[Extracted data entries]
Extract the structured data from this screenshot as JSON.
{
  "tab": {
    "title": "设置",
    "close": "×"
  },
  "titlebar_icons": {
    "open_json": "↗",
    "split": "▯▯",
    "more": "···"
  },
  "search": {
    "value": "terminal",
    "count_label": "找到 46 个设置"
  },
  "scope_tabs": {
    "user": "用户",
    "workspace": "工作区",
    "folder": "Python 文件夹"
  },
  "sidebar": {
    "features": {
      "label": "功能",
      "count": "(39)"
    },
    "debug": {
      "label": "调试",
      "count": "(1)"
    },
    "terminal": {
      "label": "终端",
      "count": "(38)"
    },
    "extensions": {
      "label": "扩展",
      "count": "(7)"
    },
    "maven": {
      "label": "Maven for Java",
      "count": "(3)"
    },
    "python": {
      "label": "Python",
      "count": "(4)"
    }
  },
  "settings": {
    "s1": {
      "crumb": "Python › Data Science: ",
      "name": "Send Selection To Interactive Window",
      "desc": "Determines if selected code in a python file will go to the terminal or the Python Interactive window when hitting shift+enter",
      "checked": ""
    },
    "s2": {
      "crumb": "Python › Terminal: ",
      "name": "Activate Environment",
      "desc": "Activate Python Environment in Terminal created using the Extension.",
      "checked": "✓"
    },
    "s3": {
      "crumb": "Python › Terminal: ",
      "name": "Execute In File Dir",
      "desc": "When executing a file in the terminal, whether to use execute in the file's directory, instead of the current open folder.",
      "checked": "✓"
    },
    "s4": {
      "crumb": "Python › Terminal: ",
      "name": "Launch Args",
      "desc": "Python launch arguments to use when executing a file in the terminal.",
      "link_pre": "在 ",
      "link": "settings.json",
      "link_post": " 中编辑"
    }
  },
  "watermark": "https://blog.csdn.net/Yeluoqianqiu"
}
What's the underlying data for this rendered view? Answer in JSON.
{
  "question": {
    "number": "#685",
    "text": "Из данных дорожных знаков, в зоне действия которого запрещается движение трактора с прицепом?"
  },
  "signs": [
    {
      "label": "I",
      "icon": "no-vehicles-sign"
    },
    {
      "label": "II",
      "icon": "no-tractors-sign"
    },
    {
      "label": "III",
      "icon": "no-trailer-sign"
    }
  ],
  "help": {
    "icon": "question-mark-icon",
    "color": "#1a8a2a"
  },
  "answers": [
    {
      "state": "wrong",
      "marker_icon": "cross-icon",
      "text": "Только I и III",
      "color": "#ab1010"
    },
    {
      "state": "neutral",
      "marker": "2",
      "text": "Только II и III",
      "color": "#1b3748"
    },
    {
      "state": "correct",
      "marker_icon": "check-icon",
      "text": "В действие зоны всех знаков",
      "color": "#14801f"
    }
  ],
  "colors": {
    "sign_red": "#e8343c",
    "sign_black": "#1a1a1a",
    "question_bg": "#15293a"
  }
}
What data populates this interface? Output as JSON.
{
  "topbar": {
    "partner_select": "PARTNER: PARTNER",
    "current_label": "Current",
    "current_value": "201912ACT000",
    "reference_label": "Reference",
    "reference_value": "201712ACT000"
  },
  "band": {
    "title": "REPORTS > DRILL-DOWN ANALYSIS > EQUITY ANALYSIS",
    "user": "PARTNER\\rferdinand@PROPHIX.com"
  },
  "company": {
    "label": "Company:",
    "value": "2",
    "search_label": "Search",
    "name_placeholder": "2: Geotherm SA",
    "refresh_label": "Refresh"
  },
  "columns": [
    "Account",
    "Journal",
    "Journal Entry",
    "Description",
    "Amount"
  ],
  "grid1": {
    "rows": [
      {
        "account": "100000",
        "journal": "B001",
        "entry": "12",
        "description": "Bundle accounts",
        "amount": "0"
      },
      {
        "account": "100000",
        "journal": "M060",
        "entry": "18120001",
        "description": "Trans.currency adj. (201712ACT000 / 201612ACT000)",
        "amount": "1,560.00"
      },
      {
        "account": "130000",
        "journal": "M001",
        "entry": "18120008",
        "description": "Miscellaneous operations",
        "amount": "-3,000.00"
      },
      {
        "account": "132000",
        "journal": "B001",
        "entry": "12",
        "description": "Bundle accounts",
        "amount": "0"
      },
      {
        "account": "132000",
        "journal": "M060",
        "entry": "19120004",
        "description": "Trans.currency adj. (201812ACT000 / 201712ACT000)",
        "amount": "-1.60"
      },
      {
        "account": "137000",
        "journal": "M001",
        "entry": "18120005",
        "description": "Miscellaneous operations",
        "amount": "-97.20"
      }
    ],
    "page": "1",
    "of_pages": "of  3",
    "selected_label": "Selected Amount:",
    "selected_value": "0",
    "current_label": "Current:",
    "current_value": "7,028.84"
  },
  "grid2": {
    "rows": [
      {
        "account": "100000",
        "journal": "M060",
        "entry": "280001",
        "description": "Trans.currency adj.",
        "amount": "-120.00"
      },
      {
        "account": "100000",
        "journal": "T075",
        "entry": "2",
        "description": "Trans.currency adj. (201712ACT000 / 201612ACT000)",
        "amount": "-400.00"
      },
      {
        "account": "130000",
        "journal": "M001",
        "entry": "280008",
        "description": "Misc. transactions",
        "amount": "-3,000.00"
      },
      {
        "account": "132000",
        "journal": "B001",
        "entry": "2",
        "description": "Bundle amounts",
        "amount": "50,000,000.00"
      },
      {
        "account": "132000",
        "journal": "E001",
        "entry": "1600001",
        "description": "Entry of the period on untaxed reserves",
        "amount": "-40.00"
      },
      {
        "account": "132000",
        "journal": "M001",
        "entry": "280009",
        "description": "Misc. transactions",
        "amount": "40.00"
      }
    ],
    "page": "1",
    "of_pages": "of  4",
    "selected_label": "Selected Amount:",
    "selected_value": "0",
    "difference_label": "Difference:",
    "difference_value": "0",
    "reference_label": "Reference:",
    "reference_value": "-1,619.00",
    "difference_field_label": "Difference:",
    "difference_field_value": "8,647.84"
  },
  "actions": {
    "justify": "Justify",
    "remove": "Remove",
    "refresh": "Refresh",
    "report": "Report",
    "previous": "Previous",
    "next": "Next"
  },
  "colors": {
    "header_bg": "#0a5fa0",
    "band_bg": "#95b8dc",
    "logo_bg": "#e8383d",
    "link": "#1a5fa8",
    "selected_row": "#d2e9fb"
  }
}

Prompt
Repeat the material word for word, in full.

Solution for this exercise
Extract the structured data from this screenshot as JSON.
{
  "tab": {
    "title": "设置",
    "close": "×"
  },
  "titlebar_icons": {
    "open_json": "↗",
    "split": "▯▯",
    "more": "···"
  },
  "search": {
    "value": "terminal",
    "count_label": "找到 46 个设置"
  },
  "scope_tabs": {
    "user": "用户",
    "workspace": "工作区",
    "folder": "Python 文件夹"
  },
  "sidebar": {
    "features": {
      "label": "功能",
      "count": "(39)"
    },
    "debug": {
      "label": "调试",
      "count": "(1)"
    },
    "terminal": {
      "label": "终端",
      "count": "(38)"
    },
    "extensions": {
      "label": "扩展",
      "count": "(7)"
    },
    "maven": {
      "label": "Maven for Java",
      "count": "(3)"
    },
    "python": {
      "label": "Python",
      "count": "(4)"
    }
  },
  "settings": {
    "s1": {
      "crumb": "Python › Data Science: ",
      "name": "Send Selection To Interactive Window",
      "desc": "Determines if selected code in a python file will go to the terminal or the Python Interactive window when hitting shift+enter",
      "checked": ""
    },
    "s2": {
      "crumb": "Python › Terminal: ",
      "name": "Activate Environment",
      "desc": "Activate Python Environment in Terminal created using the Extension.",
      "checked": "✓"
    },
    "s3": {
      "crumb": "Python › Terminal: ",
      "name": "Execute In File Dir",
      "desc": "When executing a file in the terminal, whether to use execute in the file's directory, instead of the current open folder.",
      "checked": "✓"
    },
    "s4": {
      "crumb": "Python › Terminal: ",
      "name": "Launch Args",
      "desc": "Python launch arguments to use when executing a file in the terminal.",
      "link_pre": "在 ",
      "link": "settings.json",
      "link_post": " 中编辑"
    }
  },
  "watermark": "https://blog.csdn.net/Yeluoqianqiu"
}
What's the underlying data for this rendered view? Answer in JSON.
{
  "question": {
    "number": "#685",
    "text": "Из данных дорожных знаков, в зоне действия которого запрещается движение трактора с прицепом?"
  },
  "signs": [
    {
      "label": "I",
      "icon": "no-vehicles-sign"
    },
    {
      "label": "II",
      "icon": "no-tractors-sign"
    },
    {
      "label": "III",
      "icon": "no-trailer-sign"
    }
  ],
  "help": {
    "icon": "question-mark-icon",
    "color": "#1a8a2a"
  },
  "answers": [
    {
      "state": "wrong",
      "marker_icon": "cross-icon",
      "text": "Только I и III",
      "color": "#ab1010"
    },
    {
      "state": "neutral",
      "marker": "2",
      "text": "Только II и III",
      "color": "#1b3748"
    },
    {
      "state": "correct",
      "marker_icon": "check-icon",
      "text": "В действие зоны всех знаков",
      "color": "#14801f"
    }
  ],
  "colors": {
    "sign_red": "#e8343c",
    "sign_black": "#1a1a1a",
    "question_bg": "#15293a"
  }
}
What data populates this interface? Output as JSON.
{
  "topbar": {
    "partner_select": "PARTNER: PARTNER",
    "current_label": "Current",
    "current_value": "201912ACT000",
    "reference_label": "Reference",
    "reference_value": "201712ACT000"
  },
  "band": {
    "title": "REPORTS > DRILL-DOWN ANALYSIS > EQUITY ANALYSIS",
    "user": "PARTNER\\rferdinand@PROPHIX.com"
  },
  "company": {
    "label": "Company:",
    "value": "2",
    "search_label": "Search",
    "name_placeholder": "2: Geotherm SA",
    "refresh_label": "Refresh"
  },
  "columns": [
    "Account",
    "Journal",
    "Journal Entry",
    "Description",
    "Amount"
  ],
  "grid1": {
    "rows": [
      {
        "account": "100000",
        "journal": "B001",
        "entry": "12",
        "description": "Bundle accounts",
        "amount": "0"
      },
      {
        "account": "100000",
        "journal": "M060",
        "entry": "18120001",
        "description": "Trans.currency adj. (201712ACT000 / 201612ACT000)",
        "amount": "1,560.00"
      },
      {
        "account": "130000",
        "journal": "M001",
        "entry": "18120008",
        "description": "Miscellaneous operations",
        "amount": "-3,000.00"
      },
      {
        "account": "132000",
        "journal": "B001",
        "entry": "12",
        "description": "Bundle accounts",
        "amount": "0"
      },
      {
        "account": "132000",
        "journal": "M060",
        "entry": "19120004",
        "description": "Trans.currency adj. (201812ACT000 / 201712ACT000)",
        "amount": "-1.60"
      },
      {
        "account": "137000",
        "journal": "M001",
        "entry": "18120005",
        "description": "Miscellaneous operations",
        "amount": "-97.20"
      }
    ],
    "page": "1",
    "of_pages": "of  3",
    "selected_label": "Selected Amount:",
    "selected_value": "0",
    "current_label": "Current:",
    "current_value": "7,028.84"
  },
  "grid2": {
    "rows": [
      {
        "account": "100000",
        "journal": "M060",
        "entry": "280001",
        "description": "Trans.currency adj.",
        "amount": "-120.00"
      },
      {
        "account": "100000",
        "journal": "T075",
        "entry": "2",
        "description": "Trans.currency adj. (201712ACT000 / 201612ACT000)",
        "amount": "-400.00"
      },
      {
        "account": "130000",
        "journal": "M001",
        "entry": "280008",
        "description": "Misc. transactions",
        "amount": "-3,000.00"
      },
      {
        "account": "132000",
        "journal": "B001",
        "entry": "2",
        "description": "Bundle amounts",
        "amount": "50,000,000.00"
      },
      {
        "account": "132000",
        "journal": "E001",
        "entry": "1600001",
        "description": "Entry of the period on untaxed reserves",
        "amount": "-40.00"
      },
      {
        "account": "132000",
        "journal": "M001",
        "entry": "280009",
        "description": "Misc. transactions",
        "amount": "40.00"
      }
    ],
    "page": "1",
    "of_pages": "of  4",
    "selected_label": "Selected Amount:",
    "selected_value": "0",
    "difference_label": "Difference:",
    "difference_value": "0",
    "reference_label": "Reference:",
    "reference_value": "-1,619.00",
    "difference_field_label": "Difference:",
    "difference_field_value": "8,647.84"
  },
  "actions": {
    "justify": "Justify",
    "remove": "Remove",
    "refresh": "Refresh",
    "report": "Report",
    "previous": "Previous",
    "next": "Next"
  },
  "colors": {
    "header_bg": "#0a5fa0",
    "band_bg": "#95b8dc",
    "logo_bg": "#e8383d",
    "link": "#1a5fa8",
    "selected_row": "#d2e9fb"
  }
}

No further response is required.